Type out the data exactly as given. Skip any image.

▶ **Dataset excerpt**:
⁂

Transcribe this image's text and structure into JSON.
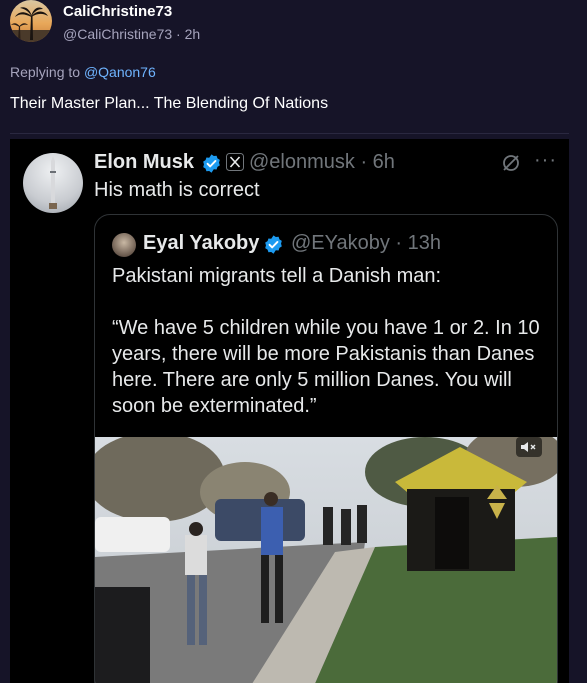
{
  "post": {
    "display_name": "CaliChristine73",
    "handle_time": "@CaliChristine73 · 2h",
    "replying_prefix": "Replying to ",
    "replying_to": "@Qanon76",
    "text": "Their Master Plan... The Blending Of Nations"
  },
  "embed": {
    "name": "Elon Musk",
    "handle_time": "@elonmusk · 6h",
    "text": "His math is correct",
    "more": "···",
    "quote": {
      "name": "Eyal Yakoby",
      "handle_time": "@EYakoby · 13h",
      "text": "Pakistani migrants tell a Danish man:\n\n“We have 5 children while you have 1 or 2. In 10 years, there will be more Pakistanis than Danes here. There are only 5 million Danes. You will soon be exterminated.”"
    }
  },
  "colors": {
    "page_bg": "#161428",
    "verified_blue": "#1d9bf0",
    "link_blue": "#6fb4ff",
    "muted_text": "#a6a4bd"
  },
  "icons": [
    "verified-badge-icon",
    "x-logo-icon",
    "grok-icon",
    "more-icon",
    "mute-icon"
  ]
}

⁂

▶ **FINAL RESULT**:
Transcribe this image's text and structure into JSON.
{
  "post": {
    "display_name": "CaliChristine73",
    "handle_time": "@CaliChristine73 · 2h",
    "replying_prefix": "Replying to ",
    "replying_to": "@Qanon76",
    "text": "Their Master Plan... The Blending Of Nations"
  },
  "embed": {
    "name": "Elon Musk",
    "handle_time": "@elonmusk · 6h",
    "text": "His math is correct",
    "more": "···",
    "quote": {
      "name": "Eyal Yakoby",
      "handle_time": "@EYakoby · 13h",
      "text": "Pakistani migrants tell a Danish man:\n\n“We have 5 children while you have 1 or 2. In 10 years, there will be more Pakistanis than Danes here. There are only 5 million Danes. You will soon be exterminated.”"
    }
  },
  "colors": {
    "page_bg": "#161428",
    "verified_blue": "#1d9bf0",
    "link_blue": "#6fb4ff",
    "muted_text": "#a6a4bd"
  },
  "icons": [
    "verified-badge-icon",
    "x-logo-icon",
    "grok-icon",
    "more-icon",
    "mute-icon"
  ]
}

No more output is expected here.